:: ROWS ::

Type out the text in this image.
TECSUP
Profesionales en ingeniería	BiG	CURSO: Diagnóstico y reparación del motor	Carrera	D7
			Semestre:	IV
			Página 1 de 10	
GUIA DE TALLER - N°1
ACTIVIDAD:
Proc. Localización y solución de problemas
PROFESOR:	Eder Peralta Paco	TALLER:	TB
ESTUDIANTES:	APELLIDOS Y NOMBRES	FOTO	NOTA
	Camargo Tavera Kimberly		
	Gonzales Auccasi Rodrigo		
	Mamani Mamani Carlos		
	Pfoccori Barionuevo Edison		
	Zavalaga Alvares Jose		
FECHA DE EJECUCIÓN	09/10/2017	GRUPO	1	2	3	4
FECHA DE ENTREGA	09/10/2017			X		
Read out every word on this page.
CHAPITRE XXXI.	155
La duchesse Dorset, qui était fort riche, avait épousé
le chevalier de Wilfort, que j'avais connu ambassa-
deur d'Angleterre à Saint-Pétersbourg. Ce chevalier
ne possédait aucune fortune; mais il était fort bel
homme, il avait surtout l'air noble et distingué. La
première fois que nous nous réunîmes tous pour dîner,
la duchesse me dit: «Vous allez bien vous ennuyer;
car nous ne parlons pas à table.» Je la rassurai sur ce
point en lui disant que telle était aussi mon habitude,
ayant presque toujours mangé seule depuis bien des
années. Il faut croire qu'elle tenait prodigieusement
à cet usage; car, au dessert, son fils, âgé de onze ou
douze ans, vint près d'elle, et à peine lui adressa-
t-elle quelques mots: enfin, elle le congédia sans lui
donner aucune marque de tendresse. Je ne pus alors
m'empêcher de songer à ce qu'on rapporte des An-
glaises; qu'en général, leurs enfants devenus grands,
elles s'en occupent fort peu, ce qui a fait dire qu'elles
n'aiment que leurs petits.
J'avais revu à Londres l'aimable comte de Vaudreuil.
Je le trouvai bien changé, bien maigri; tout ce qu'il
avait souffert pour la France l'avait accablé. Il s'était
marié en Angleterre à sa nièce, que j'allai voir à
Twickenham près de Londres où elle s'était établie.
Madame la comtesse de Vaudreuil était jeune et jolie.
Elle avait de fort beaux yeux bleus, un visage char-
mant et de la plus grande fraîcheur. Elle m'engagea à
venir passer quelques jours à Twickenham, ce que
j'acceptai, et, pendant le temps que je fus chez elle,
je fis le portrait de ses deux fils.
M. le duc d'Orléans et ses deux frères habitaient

:::
:: ROWS ::

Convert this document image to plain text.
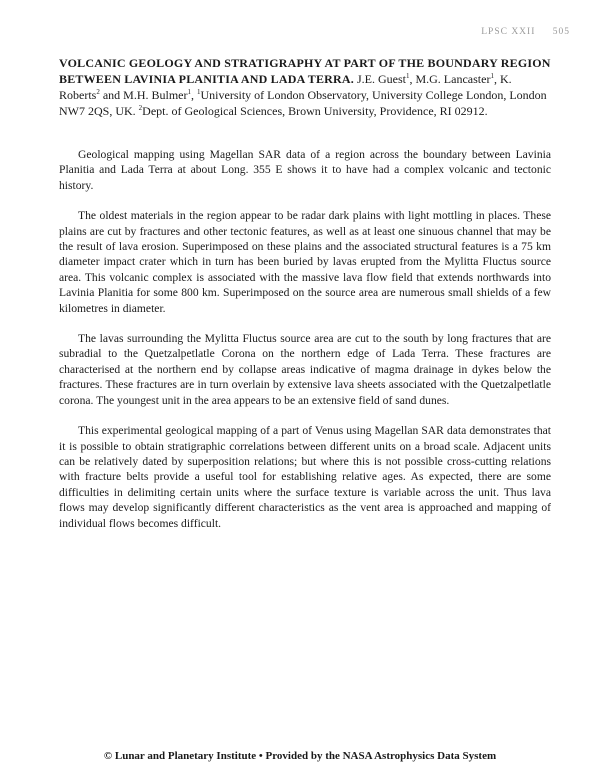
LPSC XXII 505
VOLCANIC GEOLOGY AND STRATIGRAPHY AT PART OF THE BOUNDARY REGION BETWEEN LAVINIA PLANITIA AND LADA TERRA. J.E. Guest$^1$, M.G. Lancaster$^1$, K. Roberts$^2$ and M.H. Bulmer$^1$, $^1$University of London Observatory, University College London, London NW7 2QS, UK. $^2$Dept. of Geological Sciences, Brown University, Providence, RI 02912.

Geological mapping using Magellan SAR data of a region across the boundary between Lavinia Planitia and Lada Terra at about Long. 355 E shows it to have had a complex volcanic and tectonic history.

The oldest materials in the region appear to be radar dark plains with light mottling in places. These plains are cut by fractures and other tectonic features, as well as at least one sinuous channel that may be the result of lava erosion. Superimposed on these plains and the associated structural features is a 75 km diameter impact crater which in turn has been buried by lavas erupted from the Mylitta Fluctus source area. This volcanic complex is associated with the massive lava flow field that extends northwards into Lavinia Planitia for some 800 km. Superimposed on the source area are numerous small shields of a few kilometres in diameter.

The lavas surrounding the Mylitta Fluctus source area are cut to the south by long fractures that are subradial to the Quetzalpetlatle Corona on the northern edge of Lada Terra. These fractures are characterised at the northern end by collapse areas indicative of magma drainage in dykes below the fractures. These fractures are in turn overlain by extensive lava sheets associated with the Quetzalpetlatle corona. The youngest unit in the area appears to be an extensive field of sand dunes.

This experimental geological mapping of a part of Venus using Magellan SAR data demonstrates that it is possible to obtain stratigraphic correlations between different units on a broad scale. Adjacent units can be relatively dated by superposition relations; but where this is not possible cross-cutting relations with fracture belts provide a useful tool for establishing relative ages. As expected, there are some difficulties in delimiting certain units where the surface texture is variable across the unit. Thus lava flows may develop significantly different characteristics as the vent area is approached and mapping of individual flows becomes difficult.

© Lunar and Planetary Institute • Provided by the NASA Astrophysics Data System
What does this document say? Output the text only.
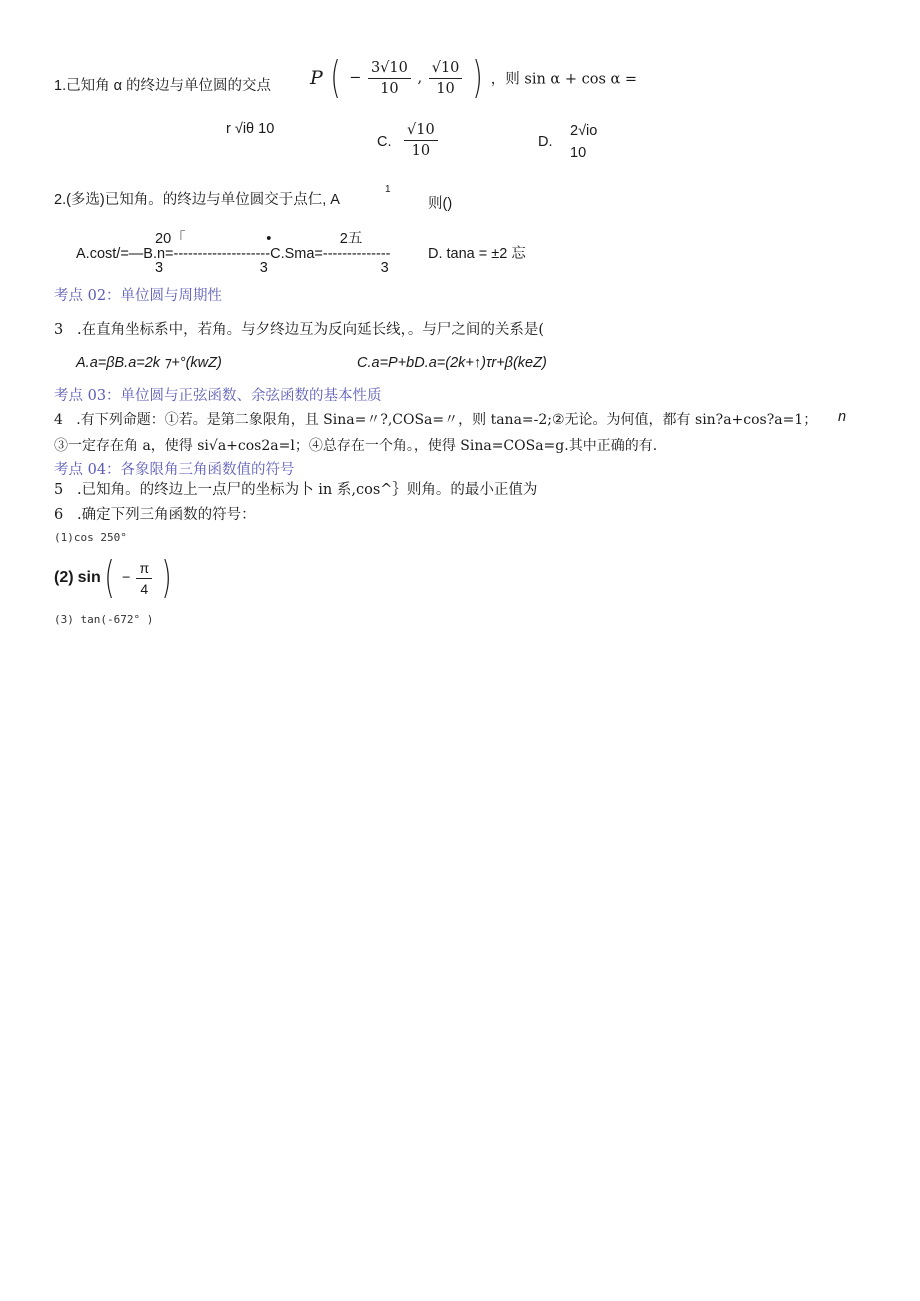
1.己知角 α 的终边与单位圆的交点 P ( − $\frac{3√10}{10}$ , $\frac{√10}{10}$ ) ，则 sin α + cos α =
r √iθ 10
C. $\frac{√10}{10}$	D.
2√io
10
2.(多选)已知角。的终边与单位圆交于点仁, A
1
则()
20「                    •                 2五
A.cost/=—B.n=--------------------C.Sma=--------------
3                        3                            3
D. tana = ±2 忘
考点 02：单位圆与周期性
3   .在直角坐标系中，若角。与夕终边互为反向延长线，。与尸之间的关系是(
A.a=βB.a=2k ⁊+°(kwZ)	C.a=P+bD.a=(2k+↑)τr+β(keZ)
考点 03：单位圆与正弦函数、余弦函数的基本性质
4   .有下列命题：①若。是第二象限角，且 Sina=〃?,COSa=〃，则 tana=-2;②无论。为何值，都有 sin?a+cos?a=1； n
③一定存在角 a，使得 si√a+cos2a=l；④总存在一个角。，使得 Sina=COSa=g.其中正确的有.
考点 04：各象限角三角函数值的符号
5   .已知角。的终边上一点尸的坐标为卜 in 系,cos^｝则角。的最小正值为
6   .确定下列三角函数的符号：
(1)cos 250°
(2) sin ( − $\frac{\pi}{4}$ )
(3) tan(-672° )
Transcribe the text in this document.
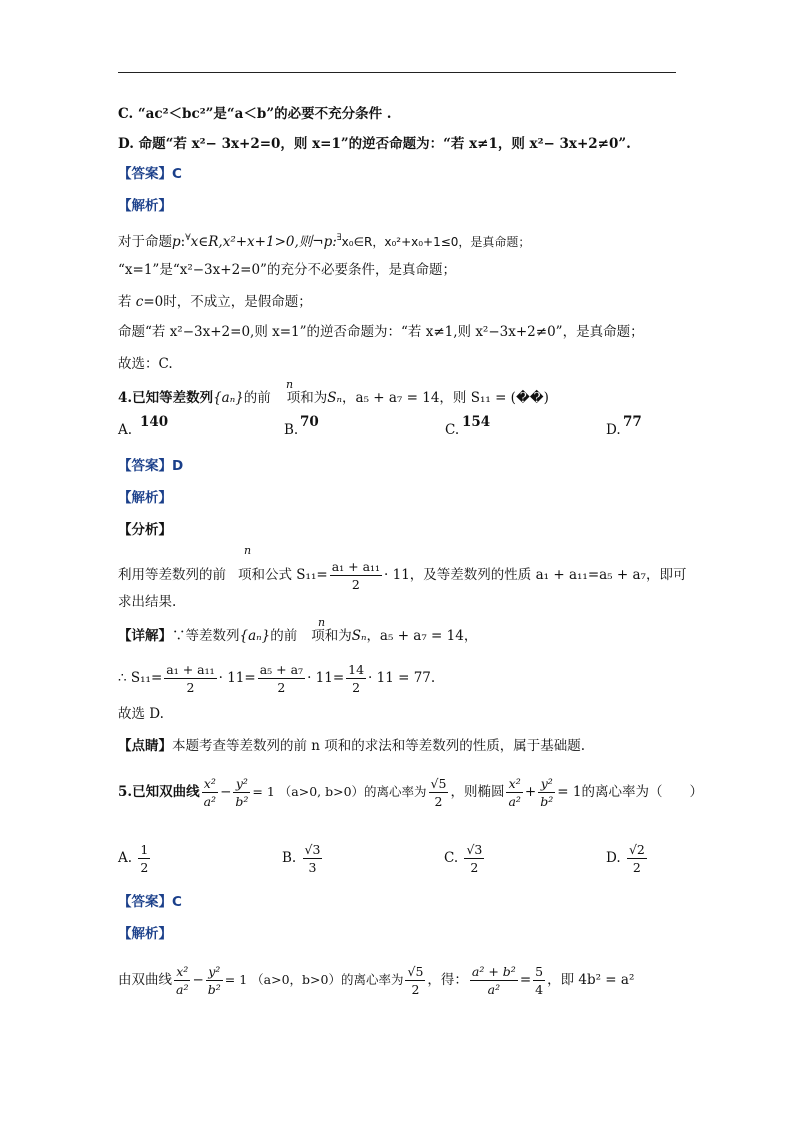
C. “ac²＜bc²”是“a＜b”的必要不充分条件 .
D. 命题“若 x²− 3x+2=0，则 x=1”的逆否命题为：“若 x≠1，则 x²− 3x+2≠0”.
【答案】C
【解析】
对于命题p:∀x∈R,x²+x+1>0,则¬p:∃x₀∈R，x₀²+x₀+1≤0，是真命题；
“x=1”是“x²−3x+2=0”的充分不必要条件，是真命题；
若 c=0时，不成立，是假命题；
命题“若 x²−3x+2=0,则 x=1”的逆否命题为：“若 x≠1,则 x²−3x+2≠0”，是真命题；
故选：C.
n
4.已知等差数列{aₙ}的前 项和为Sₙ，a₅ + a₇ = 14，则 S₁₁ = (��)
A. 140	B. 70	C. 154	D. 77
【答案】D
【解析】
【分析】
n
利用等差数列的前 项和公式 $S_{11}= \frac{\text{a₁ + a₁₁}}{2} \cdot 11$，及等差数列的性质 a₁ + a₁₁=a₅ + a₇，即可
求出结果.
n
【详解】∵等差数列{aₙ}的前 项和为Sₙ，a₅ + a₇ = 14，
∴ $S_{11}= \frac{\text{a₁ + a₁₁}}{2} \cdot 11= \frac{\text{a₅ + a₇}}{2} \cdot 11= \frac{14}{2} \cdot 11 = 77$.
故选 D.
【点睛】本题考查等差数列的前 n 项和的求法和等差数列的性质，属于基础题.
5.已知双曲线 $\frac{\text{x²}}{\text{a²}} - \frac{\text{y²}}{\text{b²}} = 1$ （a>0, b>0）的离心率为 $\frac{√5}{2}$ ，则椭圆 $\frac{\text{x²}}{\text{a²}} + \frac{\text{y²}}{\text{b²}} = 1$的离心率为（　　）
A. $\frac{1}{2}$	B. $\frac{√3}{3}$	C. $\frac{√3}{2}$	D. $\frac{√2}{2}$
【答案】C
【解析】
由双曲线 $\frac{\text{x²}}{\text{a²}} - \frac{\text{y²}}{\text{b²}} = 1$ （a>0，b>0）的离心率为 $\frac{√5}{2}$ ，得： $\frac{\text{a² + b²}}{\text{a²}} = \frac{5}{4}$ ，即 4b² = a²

:::
:: ROWS ::

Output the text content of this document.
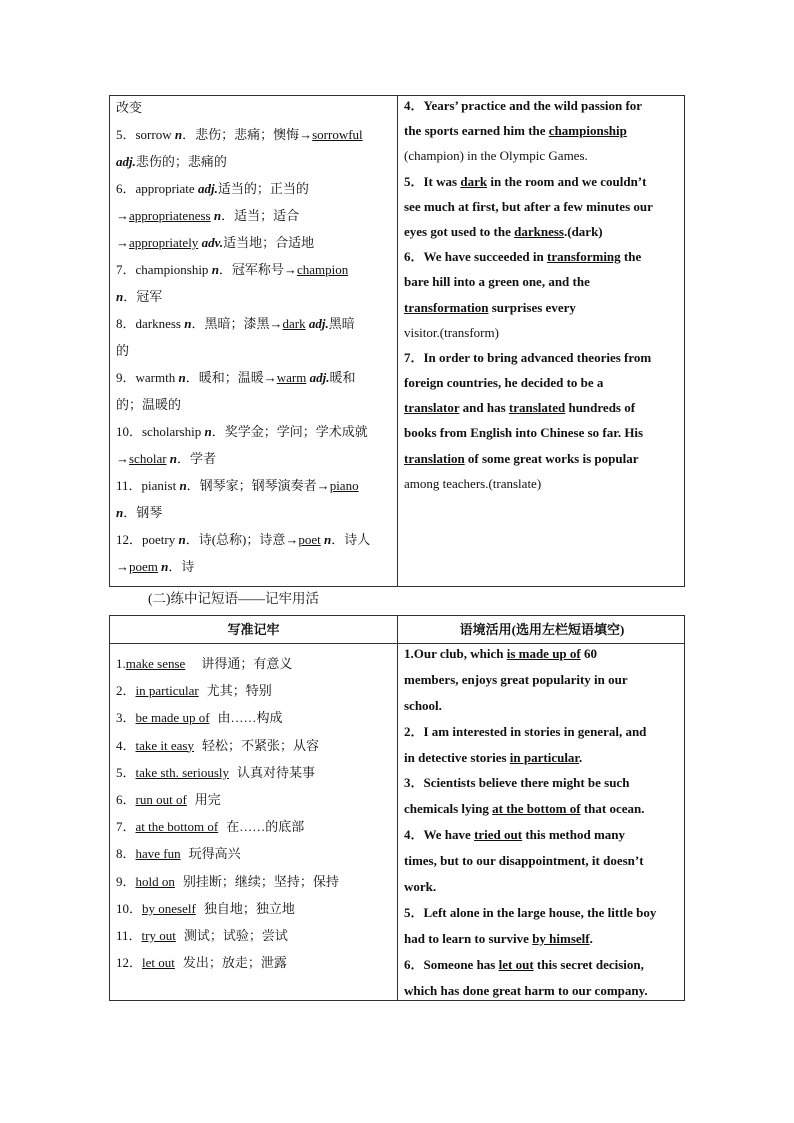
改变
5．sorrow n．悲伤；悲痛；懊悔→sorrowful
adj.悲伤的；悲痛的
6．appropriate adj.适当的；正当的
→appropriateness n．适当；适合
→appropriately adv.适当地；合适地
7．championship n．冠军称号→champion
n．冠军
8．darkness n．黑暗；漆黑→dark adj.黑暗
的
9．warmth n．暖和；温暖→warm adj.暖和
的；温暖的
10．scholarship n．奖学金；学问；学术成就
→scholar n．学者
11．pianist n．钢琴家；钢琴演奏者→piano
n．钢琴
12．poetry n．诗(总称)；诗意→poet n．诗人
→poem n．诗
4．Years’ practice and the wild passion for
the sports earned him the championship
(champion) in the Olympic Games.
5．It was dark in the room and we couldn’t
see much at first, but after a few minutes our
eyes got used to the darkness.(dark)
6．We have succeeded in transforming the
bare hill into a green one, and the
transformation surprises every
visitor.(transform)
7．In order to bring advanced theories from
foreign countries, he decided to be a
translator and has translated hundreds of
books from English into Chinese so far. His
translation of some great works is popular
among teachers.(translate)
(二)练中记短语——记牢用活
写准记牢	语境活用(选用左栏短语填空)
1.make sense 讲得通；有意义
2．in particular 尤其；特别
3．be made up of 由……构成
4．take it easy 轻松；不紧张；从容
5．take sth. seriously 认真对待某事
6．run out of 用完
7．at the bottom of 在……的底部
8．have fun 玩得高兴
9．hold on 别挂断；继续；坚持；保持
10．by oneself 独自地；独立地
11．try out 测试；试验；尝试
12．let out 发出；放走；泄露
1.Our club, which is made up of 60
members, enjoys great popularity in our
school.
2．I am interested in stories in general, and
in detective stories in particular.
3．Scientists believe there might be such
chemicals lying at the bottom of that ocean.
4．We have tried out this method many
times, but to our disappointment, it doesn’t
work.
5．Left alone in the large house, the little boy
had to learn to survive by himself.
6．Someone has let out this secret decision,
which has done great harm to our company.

:::

*STATED EXERCISE*. Look through the listing above. Pick out each line with "great" and copy it.

*TASK SOLUTION*.
translation of some great works is popular
members, enjoys great popularity in our
which has done great harm to our company.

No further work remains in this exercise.